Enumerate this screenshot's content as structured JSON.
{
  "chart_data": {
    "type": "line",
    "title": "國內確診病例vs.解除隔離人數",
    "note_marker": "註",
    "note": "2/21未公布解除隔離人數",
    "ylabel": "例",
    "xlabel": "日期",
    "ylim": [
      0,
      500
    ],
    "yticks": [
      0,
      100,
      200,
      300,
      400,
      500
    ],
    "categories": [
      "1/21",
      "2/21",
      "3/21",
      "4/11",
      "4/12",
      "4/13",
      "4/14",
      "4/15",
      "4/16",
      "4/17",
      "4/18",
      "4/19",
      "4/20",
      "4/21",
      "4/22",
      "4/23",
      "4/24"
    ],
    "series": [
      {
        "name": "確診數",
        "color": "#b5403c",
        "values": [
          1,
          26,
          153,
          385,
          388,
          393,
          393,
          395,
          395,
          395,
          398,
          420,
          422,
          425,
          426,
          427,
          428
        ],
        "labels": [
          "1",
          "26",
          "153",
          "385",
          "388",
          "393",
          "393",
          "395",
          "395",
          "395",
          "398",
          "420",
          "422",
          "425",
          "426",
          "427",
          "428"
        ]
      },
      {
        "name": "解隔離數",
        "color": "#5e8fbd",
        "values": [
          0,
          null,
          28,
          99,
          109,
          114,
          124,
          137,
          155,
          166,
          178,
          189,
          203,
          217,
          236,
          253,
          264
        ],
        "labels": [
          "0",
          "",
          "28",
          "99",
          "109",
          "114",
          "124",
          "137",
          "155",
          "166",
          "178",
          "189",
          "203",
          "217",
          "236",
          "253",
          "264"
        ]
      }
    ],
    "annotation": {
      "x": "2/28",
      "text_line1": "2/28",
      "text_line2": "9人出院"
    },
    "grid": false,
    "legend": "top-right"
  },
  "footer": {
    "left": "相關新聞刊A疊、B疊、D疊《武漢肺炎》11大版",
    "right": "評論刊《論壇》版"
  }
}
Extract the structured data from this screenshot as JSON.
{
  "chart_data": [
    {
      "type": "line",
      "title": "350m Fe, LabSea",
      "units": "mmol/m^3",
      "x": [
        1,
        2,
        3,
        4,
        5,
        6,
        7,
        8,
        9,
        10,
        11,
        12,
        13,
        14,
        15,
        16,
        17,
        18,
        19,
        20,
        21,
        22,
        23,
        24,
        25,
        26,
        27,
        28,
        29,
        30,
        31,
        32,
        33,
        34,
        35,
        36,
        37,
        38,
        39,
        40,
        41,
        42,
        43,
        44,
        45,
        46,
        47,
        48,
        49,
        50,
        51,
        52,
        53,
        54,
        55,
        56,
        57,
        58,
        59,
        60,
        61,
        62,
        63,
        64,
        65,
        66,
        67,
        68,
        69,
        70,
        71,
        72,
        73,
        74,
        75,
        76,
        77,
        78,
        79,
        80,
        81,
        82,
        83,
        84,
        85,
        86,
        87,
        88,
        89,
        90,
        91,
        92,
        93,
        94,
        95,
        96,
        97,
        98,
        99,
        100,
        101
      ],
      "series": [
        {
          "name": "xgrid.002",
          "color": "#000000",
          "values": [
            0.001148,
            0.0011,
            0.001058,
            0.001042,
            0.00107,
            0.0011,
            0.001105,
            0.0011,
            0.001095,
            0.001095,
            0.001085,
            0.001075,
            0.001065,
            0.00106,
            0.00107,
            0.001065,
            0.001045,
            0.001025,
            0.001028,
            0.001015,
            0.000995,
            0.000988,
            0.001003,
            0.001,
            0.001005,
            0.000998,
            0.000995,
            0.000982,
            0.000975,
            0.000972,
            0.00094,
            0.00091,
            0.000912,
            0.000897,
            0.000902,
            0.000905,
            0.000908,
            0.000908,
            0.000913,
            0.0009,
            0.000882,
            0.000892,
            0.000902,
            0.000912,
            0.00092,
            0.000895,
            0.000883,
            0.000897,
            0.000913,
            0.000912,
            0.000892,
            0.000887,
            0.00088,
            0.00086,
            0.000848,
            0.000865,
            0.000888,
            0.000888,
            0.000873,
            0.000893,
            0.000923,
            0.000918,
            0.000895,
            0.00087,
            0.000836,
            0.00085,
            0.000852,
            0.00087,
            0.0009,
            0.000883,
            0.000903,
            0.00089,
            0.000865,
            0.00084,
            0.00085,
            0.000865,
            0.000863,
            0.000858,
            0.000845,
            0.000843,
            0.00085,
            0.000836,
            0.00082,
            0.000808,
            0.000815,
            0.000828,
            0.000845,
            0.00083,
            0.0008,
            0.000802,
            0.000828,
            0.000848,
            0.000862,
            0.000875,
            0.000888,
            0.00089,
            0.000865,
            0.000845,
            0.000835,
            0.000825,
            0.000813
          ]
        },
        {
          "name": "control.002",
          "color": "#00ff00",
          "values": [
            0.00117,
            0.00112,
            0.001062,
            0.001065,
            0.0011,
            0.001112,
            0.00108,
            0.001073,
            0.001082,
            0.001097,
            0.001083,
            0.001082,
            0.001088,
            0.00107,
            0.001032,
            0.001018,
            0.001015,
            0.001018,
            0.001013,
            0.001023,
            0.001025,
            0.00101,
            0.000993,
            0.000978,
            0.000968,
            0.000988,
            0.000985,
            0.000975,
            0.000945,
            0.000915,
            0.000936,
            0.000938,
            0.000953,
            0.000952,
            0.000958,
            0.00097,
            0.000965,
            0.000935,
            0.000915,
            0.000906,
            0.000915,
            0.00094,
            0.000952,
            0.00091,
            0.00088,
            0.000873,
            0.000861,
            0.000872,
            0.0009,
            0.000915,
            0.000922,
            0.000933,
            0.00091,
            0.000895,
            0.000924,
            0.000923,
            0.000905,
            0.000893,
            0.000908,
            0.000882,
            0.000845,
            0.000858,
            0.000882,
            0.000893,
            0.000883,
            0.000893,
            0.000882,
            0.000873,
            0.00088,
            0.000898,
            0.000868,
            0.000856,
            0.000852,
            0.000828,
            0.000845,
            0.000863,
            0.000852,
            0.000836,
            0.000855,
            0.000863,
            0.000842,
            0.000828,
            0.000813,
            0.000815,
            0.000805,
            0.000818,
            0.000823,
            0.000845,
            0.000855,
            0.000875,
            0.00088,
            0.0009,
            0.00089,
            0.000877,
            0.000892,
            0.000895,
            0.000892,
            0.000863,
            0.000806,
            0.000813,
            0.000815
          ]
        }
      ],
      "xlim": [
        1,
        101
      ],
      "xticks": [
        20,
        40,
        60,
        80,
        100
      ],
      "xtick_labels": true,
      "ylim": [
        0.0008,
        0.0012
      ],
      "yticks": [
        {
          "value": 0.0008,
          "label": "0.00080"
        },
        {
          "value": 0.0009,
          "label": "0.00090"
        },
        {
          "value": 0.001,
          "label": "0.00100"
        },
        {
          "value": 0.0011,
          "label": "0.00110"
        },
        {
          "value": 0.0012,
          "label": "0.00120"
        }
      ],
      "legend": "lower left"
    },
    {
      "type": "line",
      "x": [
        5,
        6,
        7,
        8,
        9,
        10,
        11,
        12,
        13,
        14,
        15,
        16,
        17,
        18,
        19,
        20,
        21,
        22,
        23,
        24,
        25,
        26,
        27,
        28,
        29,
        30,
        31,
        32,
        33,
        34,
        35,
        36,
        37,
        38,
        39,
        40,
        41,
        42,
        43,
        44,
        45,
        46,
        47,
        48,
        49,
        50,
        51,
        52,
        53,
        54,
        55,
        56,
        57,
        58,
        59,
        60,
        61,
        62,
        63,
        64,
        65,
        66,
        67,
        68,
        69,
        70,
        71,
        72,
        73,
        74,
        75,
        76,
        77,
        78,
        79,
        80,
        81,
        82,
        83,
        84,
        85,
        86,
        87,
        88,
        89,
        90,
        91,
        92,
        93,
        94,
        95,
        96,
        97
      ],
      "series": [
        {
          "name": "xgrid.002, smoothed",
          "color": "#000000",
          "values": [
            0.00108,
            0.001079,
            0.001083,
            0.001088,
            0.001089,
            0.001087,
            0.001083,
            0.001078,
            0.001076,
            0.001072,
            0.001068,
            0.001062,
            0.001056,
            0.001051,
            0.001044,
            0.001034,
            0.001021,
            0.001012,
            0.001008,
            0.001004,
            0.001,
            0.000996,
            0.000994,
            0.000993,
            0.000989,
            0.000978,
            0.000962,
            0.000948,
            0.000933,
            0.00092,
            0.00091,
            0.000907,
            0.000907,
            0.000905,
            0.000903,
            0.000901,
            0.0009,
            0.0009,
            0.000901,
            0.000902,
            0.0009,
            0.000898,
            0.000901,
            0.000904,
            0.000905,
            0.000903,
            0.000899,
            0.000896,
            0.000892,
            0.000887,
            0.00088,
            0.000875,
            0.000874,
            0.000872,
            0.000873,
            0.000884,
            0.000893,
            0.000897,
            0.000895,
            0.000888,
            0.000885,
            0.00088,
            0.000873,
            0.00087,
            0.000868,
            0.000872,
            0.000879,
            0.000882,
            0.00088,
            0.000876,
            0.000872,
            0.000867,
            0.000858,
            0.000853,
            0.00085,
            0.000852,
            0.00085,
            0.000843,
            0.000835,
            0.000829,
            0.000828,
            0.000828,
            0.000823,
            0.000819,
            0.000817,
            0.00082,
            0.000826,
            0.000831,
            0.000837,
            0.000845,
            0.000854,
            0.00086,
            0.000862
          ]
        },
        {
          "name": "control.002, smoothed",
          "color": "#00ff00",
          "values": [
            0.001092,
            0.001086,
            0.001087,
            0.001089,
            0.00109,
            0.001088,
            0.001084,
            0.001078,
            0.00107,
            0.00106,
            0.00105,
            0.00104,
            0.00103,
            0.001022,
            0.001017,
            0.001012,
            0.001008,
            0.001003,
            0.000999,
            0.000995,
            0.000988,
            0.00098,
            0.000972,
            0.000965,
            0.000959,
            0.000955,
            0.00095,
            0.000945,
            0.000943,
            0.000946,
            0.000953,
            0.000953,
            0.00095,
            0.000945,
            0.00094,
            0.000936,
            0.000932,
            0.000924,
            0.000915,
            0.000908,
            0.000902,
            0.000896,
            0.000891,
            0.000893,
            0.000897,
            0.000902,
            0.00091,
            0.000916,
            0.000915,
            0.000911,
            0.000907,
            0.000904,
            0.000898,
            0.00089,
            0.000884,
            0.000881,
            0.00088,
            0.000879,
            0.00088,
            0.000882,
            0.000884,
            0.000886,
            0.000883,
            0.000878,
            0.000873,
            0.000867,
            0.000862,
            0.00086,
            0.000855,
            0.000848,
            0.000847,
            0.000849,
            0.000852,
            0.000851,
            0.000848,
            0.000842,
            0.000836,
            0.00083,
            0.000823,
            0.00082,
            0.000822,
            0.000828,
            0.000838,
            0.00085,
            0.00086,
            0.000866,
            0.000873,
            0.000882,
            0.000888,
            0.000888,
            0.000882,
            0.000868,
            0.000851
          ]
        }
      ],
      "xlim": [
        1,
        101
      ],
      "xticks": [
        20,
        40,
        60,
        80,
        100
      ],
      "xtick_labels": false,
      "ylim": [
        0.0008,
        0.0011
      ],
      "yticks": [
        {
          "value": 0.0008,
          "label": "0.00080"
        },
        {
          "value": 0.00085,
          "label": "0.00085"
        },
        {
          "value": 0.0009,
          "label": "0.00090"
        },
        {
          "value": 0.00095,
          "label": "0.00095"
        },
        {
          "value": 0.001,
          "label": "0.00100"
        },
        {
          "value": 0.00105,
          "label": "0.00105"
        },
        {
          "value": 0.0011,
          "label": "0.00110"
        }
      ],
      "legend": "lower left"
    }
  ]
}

┄┄┄┄┄┄┄┄┄┄┄┄┄┄┄┄┄┄┄┄

• [Your objective]
Copy every line in the entries above that has the string "this" in it.

• [Solution to the problem]
Enumerate this screenshot's content as structured JSON.
Extract the structured data from this screenshot as JSON.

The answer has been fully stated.